## Begin
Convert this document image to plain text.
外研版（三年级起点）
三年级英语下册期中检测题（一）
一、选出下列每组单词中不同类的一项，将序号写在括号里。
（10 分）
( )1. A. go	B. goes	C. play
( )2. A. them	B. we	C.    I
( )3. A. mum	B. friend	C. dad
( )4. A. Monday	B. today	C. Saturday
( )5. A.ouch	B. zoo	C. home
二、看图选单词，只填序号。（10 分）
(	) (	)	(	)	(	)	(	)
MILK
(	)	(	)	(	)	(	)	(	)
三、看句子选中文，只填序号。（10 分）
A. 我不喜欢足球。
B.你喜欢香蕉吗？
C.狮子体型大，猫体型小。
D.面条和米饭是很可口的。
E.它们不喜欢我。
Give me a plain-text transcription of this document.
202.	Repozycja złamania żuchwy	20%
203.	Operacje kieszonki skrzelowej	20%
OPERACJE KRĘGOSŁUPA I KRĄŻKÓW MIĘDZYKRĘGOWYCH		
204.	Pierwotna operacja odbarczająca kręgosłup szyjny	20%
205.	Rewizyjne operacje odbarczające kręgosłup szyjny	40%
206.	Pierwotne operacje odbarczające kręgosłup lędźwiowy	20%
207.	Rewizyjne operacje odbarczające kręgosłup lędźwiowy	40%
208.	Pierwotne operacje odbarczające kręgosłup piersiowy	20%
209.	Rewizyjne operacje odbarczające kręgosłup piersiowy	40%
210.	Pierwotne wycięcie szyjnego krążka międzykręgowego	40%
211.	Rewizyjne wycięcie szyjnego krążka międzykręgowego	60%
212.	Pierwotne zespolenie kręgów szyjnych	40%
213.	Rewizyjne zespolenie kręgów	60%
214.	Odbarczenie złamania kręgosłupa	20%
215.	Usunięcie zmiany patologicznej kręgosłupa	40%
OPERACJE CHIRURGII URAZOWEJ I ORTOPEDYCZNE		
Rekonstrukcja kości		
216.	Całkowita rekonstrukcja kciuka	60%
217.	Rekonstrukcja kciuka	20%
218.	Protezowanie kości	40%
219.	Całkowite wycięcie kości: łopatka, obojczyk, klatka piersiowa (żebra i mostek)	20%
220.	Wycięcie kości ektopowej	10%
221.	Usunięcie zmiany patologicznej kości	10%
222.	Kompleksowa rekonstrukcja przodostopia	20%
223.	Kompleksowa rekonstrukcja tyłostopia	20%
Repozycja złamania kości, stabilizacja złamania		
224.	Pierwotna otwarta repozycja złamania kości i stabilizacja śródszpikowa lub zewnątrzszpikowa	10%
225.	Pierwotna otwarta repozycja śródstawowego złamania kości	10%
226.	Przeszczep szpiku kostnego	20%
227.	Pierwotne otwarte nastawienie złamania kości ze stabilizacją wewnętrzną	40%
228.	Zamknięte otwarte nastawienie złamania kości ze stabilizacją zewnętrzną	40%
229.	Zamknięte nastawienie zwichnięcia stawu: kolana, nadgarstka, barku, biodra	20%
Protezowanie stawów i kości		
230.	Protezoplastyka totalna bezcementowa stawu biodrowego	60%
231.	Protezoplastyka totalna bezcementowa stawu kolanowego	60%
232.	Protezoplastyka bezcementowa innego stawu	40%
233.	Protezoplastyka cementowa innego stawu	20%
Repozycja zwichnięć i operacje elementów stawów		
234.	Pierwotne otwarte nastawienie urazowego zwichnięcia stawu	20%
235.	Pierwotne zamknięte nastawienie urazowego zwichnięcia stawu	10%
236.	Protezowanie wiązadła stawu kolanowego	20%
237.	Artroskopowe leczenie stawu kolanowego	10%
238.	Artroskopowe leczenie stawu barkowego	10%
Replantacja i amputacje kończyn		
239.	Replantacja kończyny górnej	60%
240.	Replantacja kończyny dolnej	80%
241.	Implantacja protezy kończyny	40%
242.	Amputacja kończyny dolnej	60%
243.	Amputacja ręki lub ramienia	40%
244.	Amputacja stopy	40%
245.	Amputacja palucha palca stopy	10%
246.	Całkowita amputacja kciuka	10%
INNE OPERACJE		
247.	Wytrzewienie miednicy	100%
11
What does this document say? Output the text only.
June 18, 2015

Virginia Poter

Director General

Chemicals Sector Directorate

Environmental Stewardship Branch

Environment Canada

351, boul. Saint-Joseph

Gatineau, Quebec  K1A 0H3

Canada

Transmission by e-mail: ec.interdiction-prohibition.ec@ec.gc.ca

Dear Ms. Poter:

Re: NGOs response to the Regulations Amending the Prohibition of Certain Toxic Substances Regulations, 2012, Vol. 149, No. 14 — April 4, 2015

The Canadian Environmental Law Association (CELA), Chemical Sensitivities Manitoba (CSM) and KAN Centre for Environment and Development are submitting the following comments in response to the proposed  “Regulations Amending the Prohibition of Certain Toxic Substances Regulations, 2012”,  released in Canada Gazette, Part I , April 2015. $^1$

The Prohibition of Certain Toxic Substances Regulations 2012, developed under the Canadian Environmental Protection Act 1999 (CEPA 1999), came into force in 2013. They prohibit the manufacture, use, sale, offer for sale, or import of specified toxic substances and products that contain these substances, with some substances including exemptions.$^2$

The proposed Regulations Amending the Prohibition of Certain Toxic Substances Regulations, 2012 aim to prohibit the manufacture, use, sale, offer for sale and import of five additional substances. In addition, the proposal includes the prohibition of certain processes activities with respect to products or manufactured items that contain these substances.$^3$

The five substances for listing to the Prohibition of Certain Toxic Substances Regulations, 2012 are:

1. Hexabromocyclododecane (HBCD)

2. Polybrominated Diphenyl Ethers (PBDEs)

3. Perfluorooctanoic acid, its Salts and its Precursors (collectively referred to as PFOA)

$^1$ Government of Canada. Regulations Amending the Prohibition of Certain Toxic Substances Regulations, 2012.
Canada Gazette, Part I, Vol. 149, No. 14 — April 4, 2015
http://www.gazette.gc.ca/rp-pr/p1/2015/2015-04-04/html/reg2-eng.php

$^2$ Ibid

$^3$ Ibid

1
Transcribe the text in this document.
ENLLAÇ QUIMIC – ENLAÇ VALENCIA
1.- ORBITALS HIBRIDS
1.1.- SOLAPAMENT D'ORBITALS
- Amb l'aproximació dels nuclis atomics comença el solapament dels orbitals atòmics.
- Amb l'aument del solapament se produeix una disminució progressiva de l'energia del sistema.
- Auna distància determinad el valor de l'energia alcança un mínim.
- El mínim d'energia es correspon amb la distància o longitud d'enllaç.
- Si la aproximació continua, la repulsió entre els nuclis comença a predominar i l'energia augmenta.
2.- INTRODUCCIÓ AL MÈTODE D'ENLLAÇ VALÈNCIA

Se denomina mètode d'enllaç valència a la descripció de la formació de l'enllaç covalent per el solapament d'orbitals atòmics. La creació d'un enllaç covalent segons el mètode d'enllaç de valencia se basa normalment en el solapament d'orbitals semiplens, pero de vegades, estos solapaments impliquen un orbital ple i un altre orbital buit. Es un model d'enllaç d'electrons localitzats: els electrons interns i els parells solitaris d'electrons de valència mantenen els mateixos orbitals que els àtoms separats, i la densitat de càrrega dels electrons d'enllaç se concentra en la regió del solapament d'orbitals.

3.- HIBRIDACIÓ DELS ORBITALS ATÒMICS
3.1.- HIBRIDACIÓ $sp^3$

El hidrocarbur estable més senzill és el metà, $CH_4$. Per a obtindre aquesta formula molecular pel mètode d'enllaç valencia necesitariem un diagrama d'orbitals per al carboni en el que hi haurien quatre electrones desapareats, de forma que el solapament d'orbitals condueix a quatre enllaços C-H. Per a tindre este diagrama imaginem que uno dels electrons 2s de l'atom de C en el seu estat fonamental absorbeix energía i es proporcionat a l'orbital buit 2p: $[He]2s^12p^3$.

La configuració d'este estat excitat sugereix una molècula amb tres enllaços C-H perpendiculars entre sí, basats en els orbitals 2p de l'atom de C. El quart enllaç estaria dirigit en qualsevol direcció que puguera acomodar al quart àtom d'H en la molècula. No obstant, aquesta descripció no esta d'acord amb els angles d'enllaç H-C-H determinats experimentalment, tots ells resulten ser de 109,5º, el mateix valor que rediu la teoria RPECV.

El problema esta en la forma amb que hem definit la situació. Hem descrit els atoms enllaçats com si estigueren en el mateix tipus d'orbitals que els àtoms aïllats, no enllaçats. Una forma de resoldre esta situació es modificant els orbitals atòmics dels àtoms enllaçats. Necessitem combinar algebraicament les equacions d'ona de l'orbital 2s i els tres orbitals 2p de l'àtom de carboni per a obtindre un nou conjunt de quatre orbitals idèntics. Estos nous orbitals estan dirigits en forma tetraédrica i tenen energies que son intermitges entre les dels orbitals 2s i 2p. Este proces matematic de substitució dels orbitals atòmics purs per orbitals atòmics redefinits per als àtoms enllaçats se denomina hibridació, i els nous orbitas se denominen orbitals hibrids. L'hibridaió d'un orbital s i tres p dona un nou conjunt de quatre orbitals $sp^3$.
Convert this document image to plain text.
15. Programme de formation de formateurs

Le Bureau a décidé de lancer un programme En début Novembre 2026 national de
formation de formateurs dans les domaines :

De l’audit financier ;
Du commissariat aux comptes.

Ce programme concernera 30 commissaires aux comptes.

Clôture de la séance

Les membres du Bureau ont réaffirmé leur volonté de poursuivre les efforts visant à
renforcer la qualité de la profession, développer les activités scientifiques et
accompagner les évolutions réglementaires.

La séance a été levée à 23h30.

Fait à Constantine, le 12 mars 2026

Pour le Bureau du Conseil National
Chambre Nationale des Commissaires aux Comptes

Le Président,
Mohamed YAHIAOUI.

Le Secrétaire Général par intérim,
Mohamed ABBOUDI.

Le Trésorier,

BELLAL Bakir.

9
## End
Determine the number of lines containing "obtindre". Write only that number.

* _WRITTEN ANSWER_:
2